-- BEGIN --

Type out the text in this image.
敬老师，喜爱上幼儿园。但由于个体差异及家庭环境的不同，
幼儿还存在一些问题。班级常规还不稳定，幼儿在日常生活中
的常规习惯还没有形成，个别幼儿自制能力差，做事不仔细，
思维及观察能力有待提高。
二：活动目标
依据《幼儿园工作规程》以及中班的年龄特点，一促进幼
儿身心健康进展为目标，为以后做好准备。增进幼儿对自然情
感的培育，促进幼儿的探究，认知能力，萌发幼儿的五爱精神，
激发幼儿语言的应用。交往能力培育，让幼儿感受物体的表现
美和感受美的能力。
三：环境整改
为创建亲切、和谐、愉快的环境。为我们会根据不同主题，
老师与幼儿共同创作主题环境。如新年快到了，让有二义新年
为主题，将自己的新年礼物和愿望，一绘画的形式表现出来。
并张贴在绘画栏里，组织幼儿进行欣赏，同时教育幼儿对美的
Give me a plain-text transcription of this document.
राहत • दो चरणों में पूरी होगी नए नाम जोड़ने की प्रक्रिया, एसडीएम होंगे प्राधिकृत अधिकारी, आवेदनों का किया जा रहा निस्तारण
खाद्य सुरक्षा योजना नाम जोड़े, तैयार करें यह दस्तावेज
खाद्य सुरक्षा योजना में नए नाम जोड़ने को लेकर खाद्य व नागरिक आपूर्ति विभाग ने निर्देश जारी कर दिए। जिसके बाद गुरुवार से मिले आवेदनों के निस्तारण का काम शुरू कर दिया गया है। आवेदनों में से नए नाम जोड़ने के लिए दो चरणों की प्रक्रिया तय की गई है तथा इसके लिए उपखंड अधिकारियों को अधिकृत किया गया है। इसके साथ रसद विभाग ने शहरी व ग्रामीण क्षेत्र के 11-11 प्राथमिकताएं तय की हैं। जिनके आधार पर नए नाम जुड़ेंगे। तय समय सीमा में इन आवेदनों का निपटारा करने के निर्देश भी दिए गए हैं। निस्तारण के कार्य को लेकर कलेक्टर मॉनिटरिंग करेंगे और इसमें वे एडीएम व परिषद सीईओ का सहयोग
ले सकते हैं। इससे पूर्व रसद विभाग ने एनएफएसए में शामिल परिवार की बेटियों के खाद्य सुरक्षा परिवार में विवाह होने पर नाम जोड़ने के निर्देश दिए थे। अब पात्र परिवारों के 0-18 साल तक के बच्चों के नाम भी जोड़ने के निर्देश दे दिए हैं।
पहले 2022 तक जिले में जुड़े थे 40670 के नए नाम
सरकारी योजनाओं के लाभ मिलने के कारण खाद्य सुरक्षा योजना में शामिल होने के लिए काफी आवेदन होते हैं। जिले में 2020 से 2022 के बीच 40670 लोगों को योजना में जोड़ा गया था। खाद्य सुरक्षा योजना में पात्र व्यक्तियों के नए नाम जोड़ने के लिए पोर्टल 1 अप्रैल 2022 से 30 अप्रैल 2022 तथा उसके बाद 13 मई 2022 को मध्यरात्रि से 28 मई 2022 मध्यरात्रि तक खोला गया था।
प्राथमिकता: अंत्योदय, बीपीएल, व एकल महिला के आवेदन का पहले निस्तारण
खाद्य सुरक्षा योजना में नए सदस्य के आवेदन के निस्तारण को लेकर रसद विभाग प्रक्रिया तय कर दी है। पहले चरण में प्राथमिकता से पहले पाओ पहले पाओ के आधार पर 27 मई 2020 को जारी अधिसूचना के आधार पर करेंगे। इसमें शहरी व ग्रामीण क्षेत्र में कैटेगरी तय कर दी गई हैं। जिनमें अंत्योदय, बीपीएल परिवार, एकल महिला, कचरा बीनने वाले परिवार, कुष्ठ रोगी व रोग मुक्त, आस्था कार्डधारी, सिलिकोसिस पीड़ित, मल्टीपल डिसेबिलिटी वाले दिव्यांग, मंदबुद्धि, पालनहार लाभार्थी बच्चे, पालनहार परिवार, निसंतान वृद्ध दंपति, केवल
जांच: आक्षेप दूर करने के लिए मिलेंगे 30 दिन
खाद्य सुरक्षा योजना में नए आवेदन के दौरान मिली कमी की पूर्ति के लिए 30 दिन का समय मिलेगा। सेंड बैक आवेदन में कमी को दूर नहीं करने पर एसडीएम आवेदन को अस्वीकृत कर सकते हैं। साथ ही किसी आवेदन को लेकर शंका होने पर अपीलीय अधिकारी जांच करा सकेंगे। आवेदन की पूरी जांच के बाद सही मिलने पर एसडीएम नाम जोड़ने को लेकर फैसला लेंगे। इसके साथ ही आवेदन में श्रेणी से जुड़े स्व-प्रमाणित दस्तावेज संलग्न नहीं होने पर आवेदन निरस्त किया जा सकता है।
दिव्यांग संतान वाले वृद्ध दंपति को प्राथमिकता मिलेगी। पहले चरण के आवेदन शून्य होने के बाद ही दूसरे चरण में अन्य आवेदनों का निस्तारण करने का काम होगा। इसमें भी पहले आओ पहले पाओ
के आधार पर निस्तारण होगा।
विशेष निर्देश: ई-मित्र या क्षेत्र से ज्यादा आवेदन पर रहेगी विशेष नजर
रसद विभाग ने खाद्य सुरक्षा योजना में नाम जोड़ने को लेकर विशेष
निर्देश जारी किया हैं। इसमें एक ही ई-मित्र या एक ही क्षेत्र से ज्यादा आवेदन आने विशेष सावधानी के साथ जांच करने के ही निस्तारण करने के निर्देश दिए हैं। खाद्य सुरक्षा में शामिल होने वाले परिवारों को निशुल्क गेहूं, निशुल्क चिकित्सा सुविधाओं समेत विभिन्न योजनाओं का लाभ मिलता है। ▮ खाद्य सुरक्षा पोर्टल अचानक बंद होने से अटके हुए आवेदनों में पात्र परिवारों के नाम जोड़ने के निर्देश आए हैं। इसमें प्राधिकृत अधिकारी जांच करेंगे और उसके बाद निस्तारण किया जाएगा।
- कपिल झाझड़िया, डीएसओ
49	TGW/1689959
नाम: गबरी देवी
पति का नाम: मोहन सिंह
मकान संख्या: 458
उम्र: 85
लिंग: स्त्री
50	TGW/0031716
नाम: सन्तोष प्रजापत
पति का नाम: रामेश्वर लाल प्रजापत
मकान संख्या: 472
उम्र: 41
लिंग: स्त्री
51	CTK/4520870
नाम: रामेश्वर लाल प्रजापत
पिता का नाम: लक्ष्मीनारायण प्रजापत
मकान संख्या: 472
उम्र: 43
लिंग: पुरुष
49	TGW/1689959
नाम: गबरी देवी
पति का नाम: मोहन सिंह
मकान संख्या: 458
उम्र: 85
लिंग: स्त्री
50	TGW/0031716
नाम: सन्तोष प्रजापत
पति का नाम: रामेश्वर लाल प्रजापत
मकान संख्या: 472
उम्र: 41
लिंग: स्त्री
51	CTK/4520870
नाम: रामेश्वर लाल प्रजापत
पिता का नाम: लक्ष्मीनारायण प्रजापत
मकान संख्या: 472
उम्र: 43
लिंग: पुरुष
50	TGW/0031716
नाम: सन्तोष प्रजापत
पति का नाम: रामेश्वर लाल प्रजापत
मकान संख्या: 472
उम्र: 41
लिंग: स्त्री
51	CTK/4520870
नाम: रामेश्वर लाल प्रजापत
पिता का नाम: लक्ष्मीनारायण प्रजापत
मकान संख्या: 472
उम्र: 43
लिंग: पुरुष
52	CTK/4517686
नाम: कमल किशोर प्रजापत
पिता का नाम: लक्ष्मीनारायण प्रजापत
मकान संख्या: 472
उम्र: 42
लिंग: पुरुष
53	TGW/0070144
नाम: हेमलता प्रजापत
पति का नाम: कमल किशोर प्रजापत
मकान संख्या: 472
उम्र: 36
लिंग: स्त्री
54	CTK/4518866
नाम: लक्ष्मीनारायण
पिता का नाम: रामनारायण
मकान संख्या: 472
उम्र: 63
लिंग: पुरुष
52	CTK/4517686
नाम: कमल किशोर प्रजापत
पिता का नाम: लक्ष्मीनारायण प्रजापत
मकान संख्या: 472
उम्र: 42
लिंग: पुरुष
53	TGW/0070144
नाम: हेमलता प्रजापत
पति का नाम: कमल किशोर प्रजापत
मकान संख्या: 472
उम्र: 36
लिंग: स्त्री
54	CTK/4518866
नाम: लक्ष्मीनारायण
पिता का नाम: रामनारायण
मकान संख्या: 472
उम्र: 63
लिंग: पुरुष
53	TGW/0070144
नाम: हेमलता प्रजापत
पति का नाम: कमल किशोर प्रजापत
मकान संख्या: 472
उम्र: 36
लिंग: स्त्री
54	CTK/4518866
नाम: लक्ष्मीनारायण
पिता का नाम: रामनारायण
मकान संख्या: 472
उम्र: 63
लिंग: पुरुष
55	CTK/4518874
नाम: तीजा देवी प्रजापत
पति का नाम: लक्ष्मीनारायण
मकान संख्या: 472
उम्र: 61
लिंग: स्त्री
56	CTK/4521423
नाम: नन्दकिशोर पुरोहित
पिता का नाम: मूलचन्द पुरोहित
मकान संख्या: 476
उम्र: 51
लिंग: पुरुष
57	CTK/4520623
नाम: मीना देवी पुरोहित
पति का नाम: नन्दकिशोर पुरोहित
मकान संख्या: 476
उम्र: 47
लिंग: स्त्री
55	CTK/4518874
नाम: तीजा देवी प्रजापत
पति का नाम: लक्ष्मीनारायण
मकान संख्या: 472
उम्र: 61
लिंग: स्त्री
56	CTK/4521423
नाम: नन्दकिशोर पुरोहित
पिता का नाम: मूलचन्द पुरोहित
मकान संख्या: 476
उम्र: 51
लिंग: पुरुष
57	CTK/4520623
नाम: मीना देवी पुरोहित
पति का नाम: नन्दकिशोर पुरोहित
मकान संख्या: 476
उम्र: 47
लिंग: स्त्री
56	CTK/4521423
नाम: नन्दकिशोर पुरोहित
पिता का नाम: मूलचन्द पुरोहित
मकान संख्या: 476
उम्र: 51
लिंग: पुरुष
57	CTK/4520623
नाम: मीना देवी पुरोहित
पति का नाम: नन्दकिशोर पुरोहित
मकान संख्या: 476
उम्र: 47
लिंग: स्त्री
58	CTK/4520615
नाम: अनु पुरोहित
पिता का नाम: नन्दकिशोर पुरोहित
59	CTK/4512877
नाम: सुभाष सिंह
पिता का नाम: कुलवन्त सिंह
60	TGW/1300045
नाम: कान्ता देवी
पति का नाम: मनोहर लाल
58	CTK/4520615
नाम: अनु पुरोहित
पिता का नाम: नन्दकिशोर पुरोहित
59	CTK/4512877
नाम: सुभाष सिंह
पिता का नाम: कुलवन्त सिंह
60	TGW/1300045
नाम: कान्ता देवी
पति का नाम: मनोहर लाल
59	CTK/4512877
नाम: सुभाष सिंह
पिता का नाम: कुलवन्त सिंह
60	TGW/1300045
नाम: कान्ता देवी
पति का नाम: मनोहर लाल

-- END --

Copy out each line in the listing that has the word "this".

■ REPLY TO THE TASK ■
Type out the text in this image.
Give me a plain-text transcription of this document.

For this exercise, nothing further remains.